EXERCISE 1
List every abbreviation that appears in the passage on coronary plaque and wall shear stress.
EXERCISE 2
Reproduce the passage on coronary plaque and wall shear stress word for word, starting at "The study contributes" and ending at "tissue characterisation alone.".

GIVEN PASSAGE
They observed that plaque progression was most influenced by exposure to baseline low TAWSS and co-localisation of low multidirectional WSS. Multidirectional WSS metrics were primarily involved in altering plaque composition rather than plaque size, suggesting that plaque vulnerability was increased. High TAWSS showed change in characteristics of plaque vulnerability, with modest incremental impact of multidirectional WSS.
The study contributes valuable new insights concerning the impact of multidirectional WSS on coronary plaque and will certainly motivate other investigators to pursue these more complex intracoronary flow patterns. The study is limited, as the investigators acknowledge, by investigating a small number of stable CAD patients with brief follow-up, and all patients were treated with high-dose atorvastatin. As the investigators also acknowledge, the characterisation of plaque “vulnerability” based on VH-IVUS tissue features may be incomplete. It will be important to confirm that the changes in ostensible “plaque vulnerability” have clinical significance based on actual destabilisation leading to new clinical events rather than tissue characterisation alone.

[Document layout analysis data]
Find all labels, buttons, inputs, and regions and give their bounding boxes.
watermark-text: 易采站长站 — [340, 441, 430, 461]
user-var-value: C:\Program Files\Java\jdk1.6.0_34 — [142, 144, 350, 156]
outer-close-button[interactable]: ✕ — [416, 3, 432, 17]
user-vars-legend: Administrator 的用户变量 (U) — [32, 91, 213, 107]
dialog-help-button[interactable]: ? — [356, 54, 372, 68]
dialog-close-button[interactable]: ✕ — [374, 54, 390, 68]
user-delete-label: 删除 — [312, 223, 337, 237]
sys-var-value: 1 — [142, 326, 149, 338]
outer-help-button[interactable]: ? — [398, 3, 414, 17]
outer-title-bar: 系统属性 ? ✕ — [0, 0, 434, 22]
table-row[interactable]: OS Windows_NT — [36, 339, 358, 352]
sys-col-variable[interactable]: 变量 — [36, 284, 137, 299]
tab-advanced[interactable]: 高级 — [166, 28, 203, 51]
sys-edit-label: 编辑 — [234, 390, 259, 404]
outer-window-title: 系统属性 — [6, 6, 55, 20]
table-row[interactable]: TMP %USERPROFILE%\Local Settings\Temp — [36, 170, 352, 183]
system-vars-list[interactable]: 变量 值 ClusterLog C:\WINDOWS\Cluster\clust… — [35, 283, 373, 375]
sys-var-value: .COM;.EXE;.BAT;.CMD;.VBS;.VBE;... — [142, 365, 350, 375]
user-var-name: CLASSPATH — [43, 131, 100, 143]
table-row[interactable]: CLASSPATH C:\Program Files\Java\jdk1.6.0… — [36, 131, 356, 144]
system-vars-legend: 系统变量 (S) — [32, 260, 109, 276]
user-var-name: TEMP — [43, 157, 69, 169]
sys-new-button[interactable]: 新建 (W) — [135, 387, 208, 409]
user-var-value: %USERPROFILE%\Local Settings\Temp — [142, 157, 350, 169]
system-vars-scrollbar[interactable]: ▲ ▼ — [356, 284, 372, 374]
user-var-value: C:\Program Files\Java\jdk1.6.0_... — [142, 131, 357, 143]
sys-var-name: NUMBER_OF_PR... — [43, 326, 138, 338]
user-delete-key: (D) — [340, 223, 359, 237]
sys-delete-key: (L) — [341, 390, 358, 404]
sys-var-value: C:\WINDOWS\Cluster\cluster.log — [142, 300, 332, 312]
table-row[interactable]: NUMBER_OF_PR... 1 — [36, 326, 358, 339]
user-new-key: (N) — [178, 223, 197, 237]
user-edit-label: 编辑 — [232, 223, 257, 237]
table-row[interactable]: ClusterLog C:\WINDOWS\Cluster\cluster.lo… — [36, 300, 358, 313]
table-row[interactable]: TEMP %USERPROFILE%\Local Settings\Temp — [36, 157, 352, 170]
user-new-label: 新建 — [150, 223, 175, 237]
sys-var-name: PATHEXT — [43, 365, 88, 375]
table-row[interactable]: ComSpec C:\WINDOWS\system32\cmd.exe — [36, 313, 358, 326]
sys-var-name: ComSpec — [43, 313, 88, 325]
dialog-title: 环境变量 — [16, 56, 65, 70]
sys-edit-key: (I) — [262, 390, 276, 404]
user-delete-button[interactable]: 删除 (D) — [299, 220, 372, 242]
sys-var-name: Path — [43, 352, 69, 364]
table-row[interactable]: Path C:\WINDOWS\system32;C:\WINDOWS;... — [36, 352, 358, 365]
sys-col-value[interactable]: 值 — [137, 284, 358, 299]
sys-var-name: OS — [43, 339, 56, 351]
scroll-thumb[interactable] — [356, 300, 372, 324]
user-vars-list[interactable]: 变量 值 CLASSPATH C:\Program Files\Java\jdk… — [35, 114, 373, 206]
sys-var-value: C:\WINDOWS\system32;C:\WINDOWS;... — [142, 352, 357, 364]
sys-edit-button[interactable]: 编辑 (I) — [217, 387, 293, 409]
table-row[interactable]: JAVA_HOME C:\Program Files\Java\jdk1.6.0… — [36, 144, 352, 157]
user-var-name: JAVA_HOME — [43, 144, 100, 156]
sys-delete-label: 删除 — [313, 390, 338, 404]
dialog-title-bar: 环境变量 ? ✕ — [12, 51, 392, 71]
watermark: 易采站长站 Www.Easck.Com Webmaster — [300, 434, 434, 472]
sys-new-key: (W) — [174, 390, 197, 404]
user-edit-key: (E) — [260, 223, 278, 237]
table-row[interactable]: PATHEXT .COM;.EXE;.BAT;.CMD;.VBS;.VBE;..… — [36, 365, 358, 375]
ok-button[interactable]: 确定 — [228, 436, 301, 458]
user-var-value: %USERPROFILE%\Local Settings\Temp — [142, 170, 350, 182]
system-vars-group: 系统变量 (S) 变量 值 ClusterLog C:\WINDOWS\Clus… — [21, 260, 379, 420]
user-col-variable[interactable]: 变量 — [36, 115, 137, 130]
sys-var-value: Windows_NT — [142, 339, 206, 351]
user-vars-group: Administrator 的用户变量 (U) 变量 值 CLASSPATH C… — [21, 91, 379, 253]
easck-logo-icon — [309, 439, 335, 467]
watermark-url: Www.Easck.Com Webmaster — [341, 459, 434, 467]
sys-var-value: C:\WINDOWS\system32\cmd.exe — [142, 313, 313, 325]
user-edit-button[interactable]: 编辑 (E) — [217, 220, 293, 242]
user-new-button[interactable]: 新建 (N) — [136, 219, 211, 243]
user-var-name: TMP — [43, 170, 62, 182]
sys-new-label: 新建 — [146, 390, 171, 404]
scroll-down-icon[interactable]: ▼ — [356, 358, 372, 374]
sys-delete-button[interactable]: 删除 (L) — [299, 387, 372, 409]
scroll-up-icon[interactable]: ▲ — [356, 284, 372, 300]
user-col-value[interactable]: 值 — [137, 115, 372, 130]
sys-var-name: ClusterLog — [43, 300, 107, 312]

YOUR SOLUTION 1
TAWSS, WSS, CAD, VH-IVUS

YOUR SOLUTION 2
The study contributes valuable new insights concerning the impact of multidirectional WSS on coronary plaque and will certainly motivate other investigators to pursue these more complex intracoronary flow patterns. The study is limited, as the investigators acknowledge, by investigating a small number of stable CAD patients with brief follow-up, and all patients were treated with high-dose atorvastatin. As the investigators also acknowledge, the characterisation of plaque “vulnerability” based on VH-IVUS tissue features may be incomplete. It will be important to confirm that the changes in ostensible “plaque vulnerability” have clinical significance based on actual destabilisation leading to new clinical events rather than tissue characterisation alone.